*** PROVIDED INFORMATION Section Begins ***

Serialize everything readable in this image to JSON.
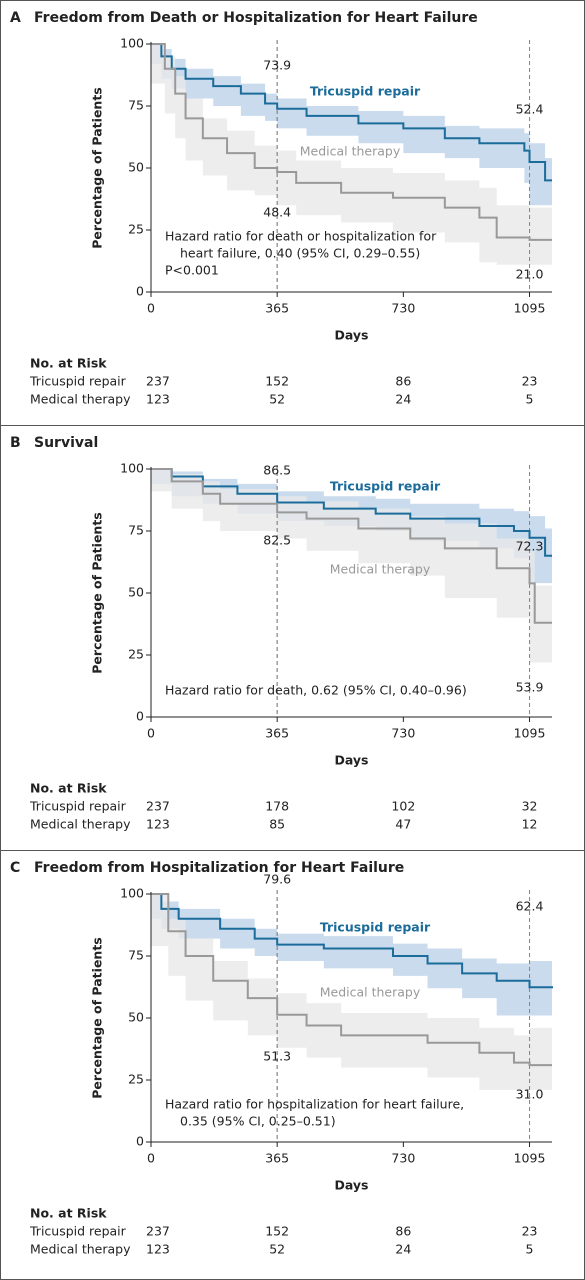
{
  "chart_data": [
    {
      "type": "line",
      "step": true,
      "panel": "A",
      "title": "Freedom from Death or Hospitalization for Heart Failure",
      "x_label": "Days",
      "y_label": "Percentage of Patients",
      "xlim": [
        0,
        1160
      ],
      "xticks": [
        0,
        365,
        730,
        1095
      ],
      "ylim": [
        0,
        100
      ],
      "yticks": [
        0,
        25,
        50,
        75,
        100
      ],
      "series": [
        {
          "name": "Tricuspid repair",
          "color": "#1b6c9b",
          "band_color": "#bcd2e8",
          "x": [
            0,
            30,
            60,
            100,
            180,
            260,
            330,
            365,
            450,
            600,
            730,
            850,
            950,
            1080,
            1095,
            1140,
            1160
          ],
          "values": [
            100,
            95,
            90,
            86,
            83,
            80,
            76,
            73.9,
            71,
            68,
            66,
            62,
            60,
            57,
            52.4,
            45,
            45
          ],
          "upper": [
            100,
            98,
            94,
            90,
            87,
            84,
            80,
            78,
            75,
            73,
            71,
            67,
            66,
            64,
            60,
            54,
            54
          ],
          "lower": [
            100,
            92,
            86,
            82,
            78,
            75,
            71,
            69,
            66,
            63,
            60,
            56,
            54,
            50,
            44,
            35,
            35
          ],
          "at_risk": [
            237,
            152,
            86,
            23
          ]
        },
        {
          "name": "Medical therapy",
          "color": "#999999",
          "band_color": "#e8e8e8",
          "x": [
            0,
            40,
            70,
            100,
            150,
            220,
            300,
            365,
            420,
            550,
            700,
            850,
            950,
            1000,
            1095,
            1160
          ],
          "values": [
            100,
            90,
            80,
            70,
            62,
            56,
            50,
            48.4,
            44,
            40,
            38,
            34,
            30,
            22,
            21,
            21
          ],
          "upper": [
            100,
            95,
            87,
            78,
            70,
            65,
            59,
            57,
            53,
            50,
            48,
            45,
            42,
            35,
            34,
            34
          ],
          "lower": [
            100,
            84,
            72,
            62,
            53,
            47,
            41,
            39,
            35,
            31,
            28,
            24,
            20,
            12,
            11,
            11
          ],
          "at_risk": [
            123,
            52,
            24,
            5
          ]
        }
      ],
      "landmarks": [
        {
          "x": 365,
          "series": 0,
          "value": 73.9
        },
        {
          "x": 365,
          "series": 1,
          "value": 48.4
        },
        {
          "x": 1095,
          "series": 0,
          "value": 52.4
        },
        {
          "x": 1095,
          "series": 1,
          "value": 21,
          "label": "21.0"
        }
      ],
      "annotation_lines": [
        "Hazard ratio for death or hospitalization for",
        "heart failure, 0.40 (95% CI, 0.29–0.55)",
        "P<0.001"
      ],
      "risk_table_title": "No. at Risk"
    },
    {
      "type": "line",
      "step": true,
      "panel": "B",
      "title": "Survival",
      "x_label": "Days",
      "y_label": "Percentage of Patients",
      "xlim": [
        0,
        1160
      ],
      "xticks": [
        0,
        365,
        730,
        1095
      ],
      "ylim": [
        0,
        100
      ],
      "yticks": [
        0,
        25,
        50,
        75,
        100
      ],
      "series": [
        {
          "name": "Tricuspid repair",
          "color": "#1b6c9b",
          "band_color": "#bcd2e8",
          "x": [
            0,
            60,
            150,
            250,
            365,
            500,
            650,
            750,
            950,
            1050,
            1095,
            1140,
            1160
          ],
          "values": [
            100,
            97,
            93,
            90,
            86.5,
            84,
            82,
            80,
            77,
            75,
            72.3,
            65,
            65
          ],
          "upper": [
            100,
            99,
            96,
            94,
            91,
            89,
            88,
            86,
            84,
            83,
            81,
            76,
            76
          ],
          "lower": [
            100,
            94,
            89,
            86,
            82,
            79,
            77,
            75,
            71,
            68,
            64,
            54,
            54
          ],
          "at_risk": [
            237,
            178,
            102,
            32
          ]
        },
        {
          "name": "Medical therapy",
          "color": "#999999",
          "band_color": "#e8e8e8",
          "x": [
            0,
            60,
            150,
            200,
            365,
            450,
            600,
            750,
            850,
            1000,
            1095,
            1110,
            1160
          ],
          "values": [
            100,
            95,
            90,
            86,
            82.5,
            80,
            76,
            72,
            68,
            60,
            53.9,
            38,
            38
          ],
          "upper": [
            100,
            98,
            95,
            92,
            89,
            87,
            84,
            81,
            78,
            72,
            67,
            53,
            53
          ],
          "lower": [
            100,
            91,
            84,
            79,
            75,
            72,
            67,
            62,
            57,
            48,
            40,
            22,
            22
          ],
          "at_risk": [
            123,
            85,
            47,
            12
          ]
        }
      ],
      "landmarks": [
        {
          "x": 365,
          "series": 0,
          "value": 86.5
        },
        {
          "x": 365,
          "series": 1,
          "value": 82.5
        },
        {
          "x": 1095,
          "series": 0,
          "value": 72.3
        },
        {
          "x": 1095,
          "series": 1,
          "value": 53.9
        }
      ],
      "annotation_lines": [
        "Hazard ratio for death, 0.62 (95% CI, 0.40–0.96)"
      ],
      "risk_table_title": "No. at Risk"
    },
    {
      "type": "line",
      "step": true,
      "panel": "C",
      "title": "Freedom from Hospitalization for Heart Failure",
      "x_label": "Days",
      "y_label": "Percentage of Patients",
      "xlim": [
        0,
        1160
      ],
      "xticks": [
        0,
        365,
        730,
        1095
      ],
      "ylim": [
        0,
        100
      ],
      "yticks": [
        0,
        25,
        50,
        75,
        100
      ],
      "series": [
        {
          "name": "Tricuspid repair",
          "color": "#1b6c9b",
          "band_color": "#bcd2e8",
          "x": [
            0,
            30,
            80,
            200,
            300,
            365,
            500,
            700,
            800,
            900,
            1000,
            1095,
            1160
          ],
          "values": [
            100,
            94,
            90,
            86,
            82,
            79.6,
            78,
            75,
            72,
            68,
            65,
            62.4,
            62
          ],
          "upper": [
            100,
            97,
            94,
            90,
            86,
            84,
            83,
            80,
            78,
            74,
            72,
            73,
            73
          ],
          "lower": [
            100,
            90,
            86,
            82,
            78,
            75,
            73,
            70,
            67,
            62,
            58,
            51,
            51
          ],
          "at_risk": [
            237,
            152,
            86,
            23
          ]
        },
        {
          "name": "Medical therapy",
          "color": "#999999",
          "band_color": "#e8e8e8",
          "x": [
            0,
            50,
            100,
            180,
            280,
            365,
            450,
            550,
            800,
            950,
            1050,
            1095,
            1160
          ],
          "values": [
            100,
            85,
            75,
            65,
            58,
            51.3,
            47,
            43,
            40,
            36,
            32,
            31,
            31
          ],
          "upper": [
            100,
            90,
            82,
            73,
            66,
            60,
            56,
            52,
            50,
            46,
            43,
            46,
            46
          ],
          "lower": [
            100,
            79,
            67,
            57,
            49,
            43,
            38,
            34,
            30,
            26,
            21,
            21,
            21
          ],
          "at_risk": [
            123,
            52,
            24,
            5
          ]
        }
      ],
      "landmarks": [
        {
          "x": 365,
          "series": 0,
          "value": 79.6
        },
        {
          "x": 365,
          "series": 1,
          "value": 51.3
        },
        {
          "x": 1095,
          "series": 0,
          "value": 62.4
        },
        {
          "x": 1095,
          "series": 1,
          "value": 31,
          "label": "31.0"
        }
      ],
      "annotation_lines": [
        "Hazard ratio for hospitalization for heart failure,",
        "0.35 (95% CI, 0.25–0.51)"
      ],
      "risk_table_title": "No. at Risk"
    }
  ]
}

*** PROVIDED INFORMATION Section Ends ***

▶ _WHAT YOU HAVE TO DO_
This task calls for an exact copy of the data above, without pictures.

▶ _TASK RESPONSE_
Serialize everything readable in this image to JSON.
{
  "chart_data": [
    {
      "type": "line",
      "step": true,
      "panel": "A",
      "title": "Freedom from Death or Hospitalization for Heart Failure",
      "x_label": "Days",
      "y_label": "Percentage of Patients",
      "xlim": [
        0,
        1160
      ],
      "xticks": [
        0,
        365,
        730,
        1095
      ],
      "ylim": [
        0,
        100
      ],
      "yticks": [
        0,
        25,
        50,
        75,
        100
      ],
      "series": [
        {
          "name": "Tricuspid repair",
          "color": "#1b6c9b",
          "band_color": "#bcd2e8",
          "x": [
            0,
            30,
            60,
            100,
            180,
            260,
            330,
            365,
            450,
            600,
            730,
            850,
            950,
            1080,
            1095,
            1140,
            1160
          ],
          "values": [
            100,
            95,
            90,
            86,
            83,
            80,
            76,
            73.9,
            71,
            68,
            66,
            62,
            60,
            57,
            52.4,
            45,
            45
          ],
          "upper": [
            100,
            98,
            94,
            90,
            87,
            84,
            80,
            78,
            75,
            73,
            71,
            67,
            66,
            64,
            60,
            54,
            54
          ],
          "lower": [
            100,
            92,
            86,
            82,
            78,
            75,
            71,
            69,
            66,
            63,
            60,
            56,
            54,
            50,
            44,
            35,
            35
          ],
          "at_risk": [
            237,
            152,
            86,
            23
          ]
        },
        {
          "name": "Medical therapy",
          "color": "#999999",
          "band_color": "#e8e8e8",
          "x": [
            0,
            40,
            70,
            100,
            150,
            220,
            300,
            365,
            420,
            550,
            700,
            850,
            950,
            1000,
            1095,
            1160
          ],
          "values": [
            100,
            90,
            80,
            70,
            62,
            56,
            50,
            48.4,
            44,
            40,
            38,
            34,
            30,
            22,
            21,
            21
          ],
          "upper": [
            100,
            95,
            87,
            78,
            70,
            65,
            59,
            57,
            53,
            50,
            48,
            45,
            42,
            35,
            34,
            34
          ],
          "lower": [
            100,
            84,
            72,
            62,
            53,
            47,
            41,
            39,
            35,
            31,
            28,
            24,
            20,
            12,
            11,
            11
          ],
          "at_risk": [
            123,
            52,
            24,
            5
          ]
        }
      ],
      "landmarks": [
        {
          "x": 365,
          "series": 0,
          "value": 73.9
        },
        {
          "x": 365,
          "series": 1,
          "value": 48.4
        },
        {
          "x": 1095,
          "series": 0,
          "value": 52.4
        },
        {
          "x": 1095,
          "series": 1,
          "value": 21,
          "label": "21.0"
        }
      ],
      "annotation_lines": [
        "Hazard ratio for death or hospitalization for",
        "heart failure, 0.40 (95% CI, 0.29–0.55)",
        "P<0.001"
      ],
      "risk_table_title": "No. at Risk"
    },
    {
      "type": "line",
      "step": true,
      "panel": "B",
      "title": "Survival",
      "x_label": "Days",
      "y_label": "Percentage of Patients",
      "xlim": [
        0,
        1160
      ],
      "xticks": [
        0,
        365,
        730,
        1095
      ],
      "ylim": [
        0,
        100
      ],
      "yticks": [
        0,
        25,
        50,
        75,
        100
      ],
      "series": [
        {
          "name": "Tricuspid repair",
          "color": "#1b6c9b",
          "band_color": "#bcd2e8",
          "x": [
            0,
            60,
            150,
            250,
            365,
            500,
            650,
            750,
            950,
            1050,
            1095,
            1140,
            1160
          ],
          "values": [
            100,
            97,
            93,
            90,
            86.5,
            84,
            82,
            80,
            77,
            75,
            72.3,
            65,
            65
          ],
          "upper": [
            100,
            99,
            96,
            94,
            91,
            89,
            88,
            86,
            84,
            83,
            81,
            76,
            76
          ],
          "lower": [
            100,
            94,
            89,
            86,
            82,
            79,
            77,
            75,
            71,
            68,
            64,
            54,
            54
          ],
          "at_risk": [
            237,
            178,
            102,
            32
          ]
        },
        {
          "name": "Medical therapy",
          "color": "#999999",
          "band_color": "#e8e8e8",
          "x": [
            0,
            60,
            150,
            200,
            365,
            450,
            600,
            750,
            850,
            1000,
            1095,
            1110,
            1160
          ],
          "values": [
            100,
            95,
            90,
            86,
            82.5,
            80,
            76,
            72,
            68,
            60,
            53.9,
            38,
            38
          ],
          "upper": [
            100,
            98,
            95,
            92,
            89,
            87,
            84,
            81,
            78,
            72,
            67,
            53,
            53
          ],
          "lower": [
            100,
            91,
            84,
            79,
            75,
            72,
            67,
            62,
            57,
            48,
            40,
            22,
            22
          ],
          "at_risk": [
            123,
            85,
            47,
            12
          ]
        }
      ],
      "landmarks": [
        {
          "x": 365,
          "series": 0,
          "value": 86.5
        },
        {
          "x": 365,
          "series": 1,
          "value": 82.5
        },
        {
          "x": 1095,
          "series": 0,
          "value": 72.3
        },
        {
          "x": 1095,
          "series": 1,
          "value": 53.9
        }
      ],
      "annotation_lines": [
        "Hazard ratio for death, 0.62 (95% CI, 0.40–0.96)"
      ],
      "risk_table_title": "No. at Risk"
    },
    {
      "type": "line",
      "step": true,
      "panel": "C",
      "title": "Freedom from Hospitalization for Heart Failure",
      "x_label": "Days",
      "y_label": "Percentage of Patients",
      "xlim": [
        0,
        1160
      ],
      "xticks": [
        0,
        365,
        730,
        1095
      ],
      "ylim": [
        0,
        100
      ],
      "yticks": [
        0,
        25,
        50,
        75,
        100
      ],
      "series": [
        {
          "name": "Tricuspid repair",
          "color": "#1b6c9b",
          "band_color": "#bcd2e8",
          "x": [
            0,
            30,
            80,
            200,
            300,
            365,
            500,
            700,
            800,
            900,
            1000,
            1095,
            1160
          ],
          "values": [
            100,
            94,
            90,
            86,
            82,
            79.6,
            78,
            75,
            72,
            68,
            65,
            62.4,
            62
          ],
          "upper": [
            100,
            97,
            94,
            90,
            86,
            84,
            83,
            80,
            78,
            74,
            72,
            73,
            73
          ],
          "lower": [
            100,
            90,
            86,
            82,
            78,
            75,
            73,
            70,
            67,
            62,
            58,
            51,
            51
          ],
          "at_risk": [
            237,
            152,
            86,
            23
          ]
        },
        {
          "name": "Medical therapy",
          "color": "#999999",
          "band_color": "#e8e8e8",
          "x": [
            0,
            50,
            100,
            180,
            280,
            365,
            450,
            550,
            800,
            950,
            1050,
            1095,
            1160
          ],
          "values": [
            100,
            85,
            75,
            65,
            58,
            51.3,
            47,
            43,
            40,
            36,
            32,
            31,
            31
          ],
          "upper": [
            100,
            90,
            82,
            73,
            66,
            60,
            56,
            52,
            50,
            46,
            43,
            46,
            46
          ],
          "lower": [
            100,
            79,
            67,
            57,
            49,
            43,
            38,
            34,
            30,
            26,
            21,
            21,
            21
          ],
          "at_risk": [
            123,
            52,
            24,
            5
          ]
        }
      ],
      "landmarks": [
        {
          "x": 365,
          "series": 0,
          "value": 79.6
        },
        {
          "x": 365,
          "series": 1,
          "value": 51.3
        },
        {
          "x": 1095,
          "series": 0,
          "value": 62.4
        },
        {
          "x": 1095,
          "series": 1,
          "value": 31,
          "label": "31.0"
        }
      ],
      "annotation_lines": [
        "Hazard ratio for hospitalization for heart failure,",
        "0.35 (95% CI, 0.25–0.51)"
      ],
      "risk_table_title": "No. at Risk"
    }
  ]
}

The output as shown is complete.